Written request ▸ Your task is to copy each line that has the word "image".

····················

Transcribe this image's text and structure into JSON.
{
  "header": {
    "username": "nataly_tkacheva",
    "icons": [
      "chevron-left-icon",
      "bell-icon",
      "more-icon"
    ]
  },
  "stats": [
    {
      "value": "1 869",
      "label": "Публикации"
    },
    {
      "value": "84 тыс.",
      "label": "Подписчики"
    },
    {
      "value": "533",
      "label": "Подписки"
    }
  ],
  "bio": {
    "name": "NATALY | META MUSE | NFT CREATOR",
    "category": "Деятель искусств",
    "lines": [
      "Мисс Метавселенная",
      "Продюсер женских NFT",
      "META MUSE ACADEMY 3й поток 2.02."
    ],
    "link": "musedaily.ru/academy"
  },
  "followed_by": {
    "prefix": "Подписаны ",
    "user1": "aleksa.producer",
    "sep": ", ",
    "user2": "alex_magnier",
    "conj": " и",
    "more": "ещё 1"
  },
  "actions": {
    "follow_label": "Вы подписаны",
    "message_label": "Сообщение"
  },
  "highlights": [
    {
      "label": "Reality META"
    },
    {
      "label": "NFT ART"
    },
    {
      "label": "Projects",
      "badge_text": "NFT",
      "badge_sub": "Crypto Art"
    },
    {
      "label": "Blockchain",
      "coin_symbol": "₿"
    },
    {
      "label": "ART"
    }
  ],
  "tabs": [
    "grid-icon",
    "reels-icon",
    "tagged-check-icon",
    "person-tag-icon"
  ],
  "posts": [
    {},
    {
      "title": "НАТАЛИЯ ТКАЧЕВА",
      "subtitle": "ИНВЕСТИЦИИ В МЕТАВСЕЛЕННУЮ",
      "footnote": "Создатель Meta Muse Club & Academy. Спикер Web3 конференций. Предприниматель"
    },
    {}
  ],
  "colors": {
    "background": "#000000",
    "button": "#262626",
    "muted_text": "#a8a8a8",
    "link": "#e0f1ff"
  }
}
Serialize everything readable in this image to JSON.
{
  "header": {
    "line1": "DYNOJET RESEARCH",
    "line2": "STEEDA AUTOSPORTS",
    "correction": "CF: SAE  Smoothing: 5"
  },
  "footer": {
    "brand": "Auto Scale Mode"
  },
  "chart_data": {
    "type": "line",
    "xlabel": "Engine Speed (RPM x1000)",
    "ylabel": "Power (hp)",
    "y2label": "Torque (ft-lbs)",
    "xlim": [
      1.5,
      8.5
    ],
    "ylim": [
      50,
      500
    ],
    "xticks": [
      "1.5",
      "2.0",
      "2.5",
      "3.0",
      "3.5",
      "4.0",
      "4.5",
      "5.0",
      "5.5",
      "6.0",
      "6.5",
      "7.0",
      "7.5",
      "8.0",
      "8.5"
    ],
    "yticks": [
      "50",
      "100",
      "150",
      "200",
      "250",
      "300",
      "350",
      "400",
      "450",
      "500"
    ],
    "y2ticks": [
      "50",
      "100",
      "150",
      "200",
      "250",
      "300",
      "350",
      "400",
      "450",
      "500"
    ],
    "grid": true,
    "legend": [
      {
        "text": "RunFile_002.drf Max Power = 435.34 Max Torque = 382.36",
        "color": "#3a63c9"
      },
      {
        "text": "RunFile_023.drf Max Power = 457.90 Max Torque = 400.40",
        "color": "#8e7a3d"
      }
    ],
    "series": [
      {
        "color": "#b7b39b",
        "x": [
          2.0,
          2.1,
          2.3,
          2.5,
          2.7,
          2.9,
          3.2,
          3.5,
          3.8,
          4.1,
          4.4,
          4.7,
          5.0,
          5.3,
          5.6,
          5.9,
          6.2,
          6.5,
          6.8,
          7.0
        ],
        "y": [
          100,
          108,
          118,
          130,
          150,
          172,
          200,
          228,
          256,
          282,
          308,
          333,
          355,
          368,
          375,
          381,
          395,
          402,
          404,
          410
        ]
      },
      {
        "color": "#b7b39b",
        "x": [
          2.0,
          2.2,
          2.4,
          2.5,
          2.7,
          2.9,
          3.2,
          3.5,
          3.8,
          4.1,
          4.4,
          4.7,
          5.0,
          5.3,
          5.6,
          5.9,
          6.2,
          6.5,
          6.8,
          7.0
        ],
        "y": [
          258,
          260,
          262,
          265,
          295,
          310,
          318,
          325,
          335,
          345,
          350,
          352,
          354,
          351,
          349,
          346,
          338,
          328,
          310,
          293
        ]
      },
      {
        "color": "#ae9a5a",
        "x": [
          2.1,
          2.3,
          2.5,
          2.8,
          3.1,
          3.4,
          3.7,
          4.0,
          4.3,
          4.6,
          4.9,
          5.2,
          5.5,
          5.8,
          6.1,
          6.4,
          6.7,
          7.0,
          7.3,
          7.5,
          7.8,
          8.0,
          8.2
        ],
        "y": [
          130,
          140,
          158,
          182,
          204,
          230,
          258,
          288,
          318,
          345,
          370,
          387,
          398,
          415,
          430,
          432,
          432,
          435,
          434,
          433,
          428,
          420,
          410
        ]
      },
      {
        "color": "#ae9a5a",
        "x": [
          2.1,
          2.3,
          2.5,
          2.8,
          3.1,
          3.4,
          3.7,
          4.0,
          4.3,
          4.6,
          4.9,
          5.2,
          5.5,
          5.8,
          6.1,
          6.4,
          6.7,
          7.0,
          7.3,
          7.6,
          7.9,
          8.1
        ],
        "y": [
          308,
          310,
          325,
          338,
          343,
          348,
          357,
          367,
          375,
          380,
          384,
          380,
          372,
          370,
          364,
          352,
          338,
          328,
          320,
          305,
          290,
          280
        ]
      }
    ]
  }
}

····················

Task result ▸
Transcribe this image's text and structure into JSON.
Serialize everything readable in this image to JSON.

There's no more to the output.